*Provided entries*

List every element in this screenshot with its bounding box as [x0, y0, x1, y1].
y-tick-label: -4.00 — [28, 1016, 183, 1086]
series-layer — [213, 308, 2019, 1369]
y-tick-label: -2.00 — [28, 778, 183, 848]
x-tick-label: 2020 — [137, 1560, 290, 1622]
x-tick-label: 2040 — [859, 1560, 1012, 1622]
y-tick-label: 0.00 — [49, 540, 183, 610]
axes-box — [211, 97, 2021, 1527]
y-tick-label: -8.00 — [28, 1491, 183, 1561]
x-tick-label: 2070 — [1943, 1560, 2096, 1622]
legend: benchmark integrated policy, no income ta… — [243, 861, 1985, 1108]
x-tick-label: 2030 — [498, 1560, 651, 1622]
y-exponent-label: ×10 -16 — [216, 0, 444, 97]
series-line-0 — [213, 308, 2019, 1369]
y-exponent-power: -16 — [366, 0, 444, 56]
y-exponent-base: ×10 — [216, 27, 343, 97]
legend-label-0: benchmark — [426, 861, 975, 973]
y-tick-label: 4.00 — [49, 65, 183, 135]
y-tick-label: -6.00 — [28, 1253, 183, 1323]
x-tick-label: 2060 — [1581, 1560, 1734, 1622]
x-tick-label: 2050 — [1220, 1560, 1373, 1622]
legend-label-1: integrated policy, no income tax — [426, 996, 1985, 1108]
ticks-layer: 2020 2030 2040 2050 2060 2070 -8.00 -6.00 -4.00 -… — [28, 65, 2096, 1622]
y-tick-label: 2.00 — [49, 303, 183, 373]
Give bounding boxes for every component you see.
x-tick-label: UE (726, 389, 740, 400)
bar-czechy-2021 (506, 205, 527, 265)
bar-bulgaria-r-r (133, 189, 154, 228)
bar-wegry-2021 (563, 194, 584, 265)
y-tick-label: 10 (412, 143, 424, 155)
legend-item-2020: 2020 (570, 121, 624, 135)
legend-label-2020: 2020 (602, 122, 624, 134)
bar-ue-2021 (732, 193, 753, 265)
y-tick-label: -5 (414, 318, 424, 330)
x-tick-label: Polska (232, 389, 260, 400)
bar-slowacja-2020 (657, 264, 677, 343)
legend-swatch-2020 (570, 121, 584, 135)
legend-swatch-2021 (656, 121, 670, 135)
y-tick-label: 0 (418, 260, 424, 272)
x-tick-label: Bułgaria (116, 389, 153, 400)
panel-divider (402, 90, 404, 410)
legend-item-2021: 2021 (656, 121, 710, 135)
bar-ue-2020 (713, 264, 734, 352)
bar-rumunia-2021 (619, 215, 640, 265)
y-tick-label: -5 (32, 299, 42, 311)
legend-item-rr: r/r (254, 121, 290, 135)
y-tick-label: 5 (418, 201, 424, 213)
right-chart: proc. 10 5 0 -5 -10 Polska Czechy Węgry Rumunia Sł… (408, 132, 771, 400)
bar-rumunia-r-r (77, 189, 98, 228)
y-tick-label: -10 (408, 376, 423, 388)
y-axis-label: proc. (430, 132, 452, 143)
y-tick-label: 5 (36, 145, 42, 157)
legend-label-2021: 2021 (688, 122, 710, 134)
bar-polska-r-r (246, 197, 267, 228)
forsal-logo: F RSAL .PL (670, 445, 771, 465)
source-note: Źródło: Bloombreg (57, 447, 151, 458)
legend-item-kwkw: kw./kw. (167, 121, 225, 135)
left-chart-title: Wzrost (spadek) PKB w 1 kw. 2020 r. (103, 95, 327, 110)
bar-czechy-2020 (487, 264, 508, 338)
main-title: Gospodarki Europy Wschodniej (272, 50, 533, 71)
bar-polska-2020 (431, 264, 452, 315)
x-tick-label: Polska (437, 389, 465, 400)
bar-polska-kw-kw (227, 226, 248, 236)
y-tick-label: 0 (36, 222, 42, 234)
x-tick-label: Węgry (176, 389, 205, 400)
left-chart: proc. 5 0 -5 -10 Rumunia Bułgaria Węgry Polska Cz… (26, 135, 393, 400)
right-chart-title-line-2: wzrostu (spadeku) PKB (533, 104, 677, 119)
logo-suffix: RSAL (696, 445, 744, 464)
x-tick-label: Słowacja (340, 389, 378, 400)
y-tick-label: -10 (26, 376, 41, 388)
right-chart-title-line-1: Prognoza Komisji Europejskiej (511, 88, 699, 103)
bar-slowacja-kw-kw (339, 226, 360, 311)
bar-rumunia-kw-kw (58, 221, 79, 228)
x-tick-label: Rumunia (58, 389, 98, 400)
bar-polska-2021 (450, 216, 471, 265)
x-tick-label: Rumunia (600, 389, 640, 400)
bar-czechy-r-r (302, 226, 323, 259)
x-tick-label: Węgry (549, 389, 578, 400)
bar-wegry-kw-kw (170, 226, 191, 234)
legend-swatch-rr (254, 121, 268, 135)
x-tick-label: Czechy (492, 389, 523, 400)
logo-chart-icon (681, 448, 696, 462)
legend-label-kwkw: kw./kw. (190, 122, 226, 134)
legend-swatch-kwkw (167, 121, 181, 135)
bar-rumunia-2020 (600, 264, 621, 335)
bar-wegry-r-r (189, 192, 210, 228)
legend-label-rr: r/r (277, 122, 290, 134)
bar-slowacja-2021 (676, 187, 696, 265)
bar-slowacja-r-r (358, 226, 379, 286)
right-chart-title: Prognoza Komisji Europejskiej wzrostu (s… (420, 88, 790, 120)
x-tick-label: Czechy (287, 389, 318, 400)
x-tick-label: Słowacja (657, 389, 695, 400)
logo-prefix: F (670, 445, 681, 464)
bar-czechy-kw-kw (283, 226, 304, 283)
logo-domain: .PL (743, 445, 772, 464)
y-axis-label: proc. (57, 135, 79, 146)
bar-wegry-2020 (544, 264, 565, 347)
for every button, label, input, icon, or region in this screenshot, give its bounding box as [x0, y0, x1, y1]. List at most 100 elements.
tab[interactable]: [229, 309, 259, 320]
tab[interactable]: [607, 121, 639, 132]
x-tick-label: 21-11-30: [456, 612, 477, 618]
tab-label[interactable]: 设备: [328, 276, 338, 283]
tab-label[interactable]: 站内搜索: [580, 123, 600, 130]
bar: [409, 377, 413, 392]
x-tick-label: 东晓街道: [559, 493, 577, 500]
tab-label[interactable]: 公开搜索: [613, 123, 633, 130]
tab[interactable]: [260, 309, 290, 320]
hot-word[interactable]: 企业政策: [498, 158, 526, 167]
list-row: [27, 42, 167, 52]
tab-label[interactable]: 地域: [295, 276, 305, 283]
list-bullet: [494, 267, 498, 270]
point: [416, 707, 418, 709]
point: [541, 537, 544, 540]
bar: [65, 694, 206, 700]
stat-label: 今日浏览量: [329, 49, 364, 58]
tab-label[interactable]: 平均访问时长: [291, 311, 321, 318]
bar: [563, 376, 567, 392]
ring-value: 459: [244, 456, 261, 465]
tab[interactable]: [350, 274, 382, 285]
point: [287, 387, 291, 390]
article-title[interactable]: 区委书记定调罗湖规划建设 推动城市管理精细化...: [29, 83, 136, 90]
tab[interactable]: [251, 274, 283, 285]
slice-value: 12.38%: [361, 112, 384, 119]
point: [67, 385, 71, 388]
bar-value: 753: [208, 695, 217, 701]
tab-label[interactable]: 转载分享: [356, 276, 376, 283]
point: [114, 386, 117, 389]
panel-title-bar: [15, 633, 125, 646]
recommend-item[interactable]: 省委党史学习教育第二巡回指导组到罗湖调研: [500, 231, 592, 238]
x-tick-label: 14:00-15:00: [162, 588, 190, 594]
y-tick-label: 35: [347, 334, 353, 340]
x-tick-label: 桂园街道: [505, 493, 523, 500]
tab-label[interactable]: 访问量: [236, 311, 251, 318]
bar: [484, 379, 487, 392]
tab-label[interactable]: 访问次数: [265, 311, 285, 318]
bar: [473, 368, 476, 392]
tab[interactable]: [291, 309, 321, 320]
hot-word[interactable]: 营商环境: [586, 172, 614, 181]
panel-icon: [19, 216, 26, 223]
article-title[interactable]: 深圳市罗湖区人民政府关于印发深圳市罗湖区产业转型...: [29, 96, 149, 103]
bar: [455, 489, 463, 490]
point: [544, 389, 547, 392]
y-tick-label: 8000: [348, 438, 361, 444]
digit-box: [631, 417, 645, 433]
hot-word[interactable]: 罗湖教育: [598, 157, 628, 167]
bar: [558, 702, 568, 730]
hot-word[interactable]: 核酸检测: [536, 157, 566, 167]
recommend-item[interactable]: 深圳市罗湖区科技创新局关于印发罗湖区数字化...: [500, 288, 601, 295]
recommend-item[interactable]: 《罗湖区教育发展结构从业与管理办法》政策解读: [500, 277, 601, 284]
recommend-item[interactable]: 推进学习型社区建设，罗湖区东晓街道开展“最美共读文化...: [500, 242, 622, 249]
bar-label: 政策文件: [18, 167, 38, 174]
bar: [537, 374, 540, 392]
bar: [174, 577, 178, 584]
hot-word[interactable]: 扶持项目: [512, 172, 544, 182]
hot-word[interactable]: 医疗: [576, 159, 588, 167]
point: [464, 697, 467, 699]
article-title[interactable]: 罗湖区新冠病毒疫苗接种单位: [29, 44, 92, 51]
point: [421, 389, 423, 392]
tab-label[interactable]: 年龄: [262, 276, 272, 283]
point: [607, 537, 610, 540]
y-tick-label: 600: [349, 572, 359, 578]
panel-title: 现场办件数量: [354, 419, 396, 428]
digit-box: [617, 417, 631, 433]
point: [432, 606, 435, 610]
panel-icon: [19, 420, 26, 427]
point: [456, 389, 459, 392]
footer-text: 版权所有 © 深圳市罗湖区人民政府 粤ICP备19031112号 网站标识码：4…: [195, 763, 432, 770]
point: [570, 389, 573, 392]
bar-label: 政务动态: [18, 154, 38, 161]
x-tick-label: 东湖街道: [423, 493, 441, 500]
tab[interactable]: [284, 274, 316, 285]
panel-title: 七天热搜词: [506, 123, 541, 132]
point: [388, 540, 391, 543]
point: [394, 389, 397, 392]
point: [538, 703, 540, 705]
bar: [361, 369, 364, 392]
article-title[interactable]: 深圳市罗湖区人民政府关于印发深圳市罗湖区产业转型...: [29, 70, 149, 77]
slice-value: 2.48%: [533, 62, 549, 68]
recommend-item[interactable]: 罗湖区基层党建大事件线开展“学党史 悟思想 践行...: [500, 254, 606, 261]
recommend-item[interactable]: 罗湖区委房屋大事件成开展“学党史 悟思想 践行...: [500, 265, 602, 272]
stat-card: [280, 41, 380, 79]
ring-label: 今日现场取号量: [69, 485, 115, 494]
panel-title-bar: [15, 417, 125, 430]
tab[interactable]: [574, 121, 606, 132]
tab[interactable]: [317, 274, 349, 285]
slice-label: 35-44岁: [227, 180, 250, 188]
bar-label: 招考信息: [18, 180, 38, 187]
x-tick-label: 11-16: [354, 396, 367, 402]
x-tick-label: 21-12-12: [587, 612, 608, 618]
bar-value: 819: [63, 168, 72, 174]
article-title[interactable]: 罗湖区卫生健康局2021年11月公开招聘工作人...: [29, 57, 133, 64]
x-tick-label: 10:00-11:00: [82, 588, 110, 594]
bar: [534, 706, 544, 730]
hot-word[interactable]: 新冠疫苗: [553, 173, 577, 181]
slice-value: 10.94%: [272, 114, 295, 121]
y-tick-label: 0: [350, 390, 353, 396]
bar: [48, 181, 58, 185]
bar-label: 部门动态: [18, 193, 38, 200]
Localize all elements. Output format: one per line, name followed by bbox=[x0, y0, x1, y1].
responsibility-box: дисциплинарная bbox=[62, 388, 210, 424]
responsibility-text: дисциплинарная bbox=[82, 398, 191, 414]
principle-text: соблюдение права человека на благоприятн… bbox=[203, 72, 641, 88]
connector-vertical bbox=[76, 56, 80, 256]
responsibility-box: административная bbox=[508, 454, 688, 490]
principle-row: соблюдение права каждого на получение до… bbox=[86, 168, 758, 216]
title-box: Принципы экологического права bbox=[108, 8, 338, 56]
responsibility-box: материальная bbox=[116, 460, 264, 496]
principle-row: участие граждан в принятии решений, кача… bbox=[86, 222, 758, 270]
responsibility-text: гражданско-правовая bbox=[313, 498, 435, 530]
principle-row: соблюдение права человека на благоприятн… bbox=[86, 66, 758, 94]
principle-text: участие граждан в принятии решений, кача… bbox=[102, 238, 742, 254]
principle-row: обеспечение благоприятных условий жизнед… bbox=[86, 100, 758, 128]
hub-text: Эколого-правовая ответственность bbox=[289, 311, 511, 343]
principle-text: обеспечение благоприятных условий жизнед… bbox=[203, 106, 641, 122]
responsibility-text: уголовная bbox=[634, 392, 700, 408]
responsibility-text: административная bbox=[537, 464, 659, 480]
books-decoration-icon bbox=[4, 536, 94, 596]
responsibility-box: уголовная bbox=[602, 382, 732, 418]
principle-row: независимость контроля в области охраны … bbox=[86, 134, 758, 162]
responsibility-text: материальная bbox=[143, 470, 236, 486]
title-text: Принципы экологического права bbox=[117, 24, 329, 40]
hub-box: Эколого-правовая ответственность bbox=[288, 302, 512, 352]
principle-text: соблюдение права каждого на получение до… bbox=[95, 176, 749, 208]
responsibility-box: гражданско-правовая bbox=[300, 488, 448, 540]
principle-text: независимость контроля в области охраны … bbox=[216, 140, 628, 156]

*Given problem*
Return the entries verbatim, starting at the first line and ending at the line containing "bar-rumunia-r-r (77, 189, 98, 228)".

*Full response*
List every element in this screenshot with its bounding box as [x0, y0, x1, y1].
y-tick-label: -4.00 — [28, 1016, 183, 1086]
series-layer — [213, 308, 2019, 1369]
y-tick-label: -2.00 — [28, 778, 183, 848]
x-tick-label: 2020 — [137, 1560, 290, 1622]
x-tick-label: 2040 — [859, 1560, 1012, 1622]
y-tick-label: 0.00 — [49, 540, 183, 610]
axes-box — [211, 97, 2021, 1527]
y-tick-label: -8.00 — [28, 1491, 183, 1561]
x-tick-label: 2070 — [1943, 1560, 2096, 1622]
legend: benchmark integrated policy, no income ta… — [243, 861, 1985, 1108]
x-tick-label: 2030 — [498, 1560, 651, 1622]
y-exponent-label: ×10 -16 — [216, 0, 444, 97]
series-line-0 — [213, 308, 2019, 1369]
y-exponent-power: -16 — [366, 0, 444, 56]
y-exponent-base: ×10 — [216, 27, 343, 97]
legend-label-0: benchmark — [426, 861, 975, 973]
y-tick-label: 4.00 — [49, 65, 183, 135]
y-tick-label: -6.00 — [28, 1253, 183, 1323]
x-tick-label: 2060 — [1581, 1560, 1734, 1622]
x-tick-label: 2050 — [1220, 1560, 1373, 1622]
legend-label-1: integrated policy, no income tax — [426, 996, 1985, 1108]
ticks-layer: 2020 2030 2040 2050 2060 2070 -8.00 -6.00 -4.00 -… — [28, 65, 2096, 1622]
y-tick-label: 2.00 — [49, 303, 183, 373]
Give bounding boxes for every component you see.
x-tick-label: UE (726, 389, 740, 400)
bar-czechy-2021 (506, 205, 527, 265)
bar-bulgaria-r-r (133, 189, 154, 228)
bar-wegry-2021 (563, 194, 584, 265)
y-tick-label: 10 (412, 143, 424, 155)
legend-item-2020: 2020 (570, 121, 624, 135)
legend-label-2020: 2020 (602, 122, 624, 134)
bar-ue-2021 (732, 193, 753, 265)
y-tick-label: -5 (414, 318, 424, 330)
x-tick-label: Polska (232, 389, 260, 400)
bar-slowacja-2020 (657, 264, 677, 343)
legend-swatch-2020 (570, 121, 584, 135)
legend-swatch-2021 (656, 121, 670, 135)
y-tick-label: 0 (418, 260, 424, 272)
x-tick-label: Bułgaria (116, 389, 153, 400)
panel-divider (402, 90, 404, 410)
legend-item-2021: 2021 (656, 121, 710, 135)
bar-ue-2020 (713, 264, 734, 352)
bar-rumunia-2021 (619, 215, 640, 265)
y-tick-label: -5 (32, 299, 42, 311)
legend-item-rr: r/r (254, 121, 290, 135)
y-tick-label: 5 (418, 201, 424, 213)
right-chart: proc. 10 5 0 -5 -10 Polska Czechy Węgry Rumunia Sł… (408, 132, 771, 400)
bar-rumunia-r-r (77, 189, 98, 228)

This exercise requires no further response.